Ape volontaria: prime domande all'Inps
Ape volontaria: prime domande all’Inps
Economia

Ape volontaria: prime domande all’Inps

L'ente
L'Istituto pensionistico

L’Ape volontaria: di che cosa si tratta, come richiederla, l’età per accedervi, i tempi necessari. La simulazione per richiederla è partita oggi.

Da martedì 13 febbraio, con un simulatore online sul sito dell’Inps, possono essere inviate le prime domande di certificazione all’ente per aver accesso alla cosiddetta Ape volontaria, ovvero il “prestito finanziario con garanzia pensionistica” che darà modo alle persone che compiono almeno 63 anni quest’anno – o avranno almeno 63 anni e 5 mesi il prossimo – di smettere in anticipo e definitivamente di lavorare. Per ora si tratta di una misura sperimentale fino al 2019: vediamo nel dettaglio in che cosa consista ed i suoi costi.

Richiesta

Chi potrà fare domanda

Potranno chiedere l’Ape volontaria all’Inps i lavoratori che siano arrivati almeno ai 63 anni e ai quali manchi non più di 3 anni e sette mesi alla pensione, purchè abbiano alle spalle almeno 20 anni di contributi. Nel 2019 l’età per richiederla sale di 63 anni e cinque mesi nel 2019, dato che si andrà in pensione a 67 anni – con cinque mesi in più -.

VOCI ESTRATTE —
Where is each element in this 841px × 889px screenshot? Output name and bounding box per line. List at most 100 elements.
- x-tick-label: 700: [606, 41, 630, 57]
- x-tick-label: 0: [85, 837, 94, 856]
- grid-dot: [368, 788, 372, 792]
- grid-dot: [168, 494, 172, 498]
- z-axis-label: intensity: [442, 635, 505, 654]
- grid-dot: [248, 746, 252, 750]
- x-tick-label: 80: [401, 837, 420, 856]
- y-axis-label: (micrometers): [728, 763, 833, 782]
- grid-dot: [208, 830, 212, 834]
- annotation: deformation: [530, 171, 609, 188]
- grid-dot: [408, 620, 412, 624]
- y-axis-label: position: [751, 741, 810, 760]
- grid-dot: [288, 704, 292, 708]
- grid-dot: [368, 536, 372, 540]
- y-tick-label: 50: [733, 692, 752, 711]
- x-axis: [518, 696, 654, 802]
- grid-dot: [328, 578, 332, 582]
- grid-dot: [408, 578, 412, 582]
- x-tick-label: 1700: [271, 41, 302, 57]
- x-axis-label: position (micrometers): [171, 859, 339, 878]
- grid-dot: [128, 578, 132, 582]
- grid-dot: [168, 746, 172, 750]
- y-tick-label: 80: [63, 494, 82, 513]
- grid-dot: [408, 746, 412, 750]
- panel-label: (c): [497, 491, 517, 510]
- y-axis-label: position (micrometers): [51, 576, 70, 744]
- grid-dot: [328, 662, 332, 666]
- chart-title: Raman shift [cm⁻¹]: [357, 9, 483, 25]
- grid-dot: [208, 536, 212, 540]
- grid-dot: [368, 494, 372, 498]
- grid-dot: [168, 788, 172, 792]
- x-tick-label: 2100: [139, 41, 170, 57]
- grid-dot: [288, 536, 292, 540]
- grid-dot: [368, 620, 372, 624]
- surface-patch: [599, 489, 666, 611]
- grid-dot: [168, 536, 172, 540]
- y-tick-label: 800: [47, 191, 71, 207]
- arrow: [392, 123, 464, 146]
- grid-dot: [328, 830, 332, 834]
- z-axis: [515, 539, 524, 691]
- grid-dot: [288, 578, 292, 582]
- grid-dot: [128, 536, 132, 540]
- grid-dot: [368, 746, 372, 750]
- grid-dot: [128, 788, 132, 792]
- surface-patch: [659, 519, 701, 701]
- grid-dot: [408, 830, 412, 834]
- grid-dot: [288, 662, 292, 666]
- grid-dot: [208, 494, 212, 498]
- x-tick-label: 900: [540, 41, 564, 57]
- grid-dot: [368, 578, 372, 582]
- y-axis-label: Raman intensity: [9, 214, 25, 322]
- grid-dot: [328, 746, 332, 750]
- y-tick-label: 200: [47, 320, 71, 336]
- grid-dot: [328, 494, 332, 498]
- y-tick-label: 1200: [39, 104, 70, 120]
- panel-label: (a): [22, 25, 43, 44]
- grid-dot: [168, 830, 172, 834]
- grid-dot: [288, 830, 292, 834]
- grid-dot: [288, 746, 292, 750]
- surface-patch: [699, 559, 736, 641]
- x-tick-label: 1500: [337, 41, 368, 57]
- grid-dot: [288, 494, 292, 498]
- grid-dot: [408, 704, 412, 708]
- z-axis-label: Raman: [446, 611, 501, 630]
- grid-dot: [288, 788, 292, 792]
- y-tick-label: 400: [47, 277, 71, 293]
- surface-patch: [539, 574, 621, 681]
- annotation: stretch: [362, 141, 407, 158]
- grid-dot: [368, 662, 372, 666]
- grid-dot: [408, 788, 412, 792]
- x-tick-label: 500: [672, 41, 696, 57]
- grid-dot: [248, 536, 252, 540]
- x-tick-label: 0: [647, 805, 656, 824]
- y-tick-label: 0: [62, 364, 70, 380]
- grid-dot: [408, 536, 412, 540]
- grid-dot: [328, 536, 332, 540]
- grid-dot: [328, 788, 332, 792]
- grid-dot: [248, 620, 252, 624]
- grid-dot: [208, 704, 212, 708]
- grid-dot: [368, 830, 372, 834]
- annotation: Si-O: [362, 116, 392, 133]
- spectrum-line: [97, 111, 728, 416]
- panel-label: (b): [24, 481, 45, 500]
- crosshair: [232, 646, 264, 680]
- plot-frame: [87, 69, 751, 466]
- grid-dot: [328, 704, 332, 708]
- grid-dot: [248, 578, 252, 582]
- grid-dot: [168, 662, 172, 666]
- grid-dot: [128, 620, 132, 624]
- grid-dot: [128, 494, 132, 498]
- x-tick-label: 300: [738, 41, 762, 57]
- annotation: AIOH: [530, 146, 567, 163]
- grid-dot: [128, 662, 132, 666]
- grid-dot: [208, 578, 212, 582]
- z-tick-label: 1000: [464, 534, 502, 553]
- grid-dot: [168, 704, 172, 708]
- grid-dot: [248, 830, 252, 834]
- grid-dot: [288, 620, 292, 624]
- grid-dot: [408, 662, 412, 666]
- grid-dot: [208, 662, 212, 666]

CONSEGNA 1 —
Secondo l'articolo sull'Ape volontaria, quanti anni di contributi deve avere alle spalle un lavoratore per poterla chiedere all'Inps?
CONSEGNA 2 —
Ricopia parola per parola l'articolo sull'Ape volontaria, partendo da "Ape volontaria: prime domande all'Inps" e proseguendo fino a "i suoi costi.".

RISPOSTA 1 —
Almeno 20 anni di contributi.

RISPOSTA 2 —
Ape volontaria: prime domande all'Inps
Ape volontaria: prime domande all’Inps
Economia

Ape volontaria: prime domande all’Inps

L'ente
L'Istituto pensionistico

L’Ape volontaria: di che cosa si tratta, come richiederla, l’età per accedervi, i tempi necessari. La simulazione per richiederla è partita oggi.

Da martedì 13 febbraio, con un simulatore online sul sito dell’Inps, possono essere inviate le prime domande di certificazione all’ente per aver accesso alla cosiddetta Ape volontaria, ovvero il “prestito finanziario con garanzia pensionistica” che darà modo alle persone che compiono almeno 63 anni quest’anno – o avranno almeno 63 anni e 5 mesi il prossimo – di smettere in anticipo e definitivamente di lavorare. Per ora si tratta di una misura sperimentale fino al 2019: vediamo nel dettaglio in che cosa consista ed i suoi costi.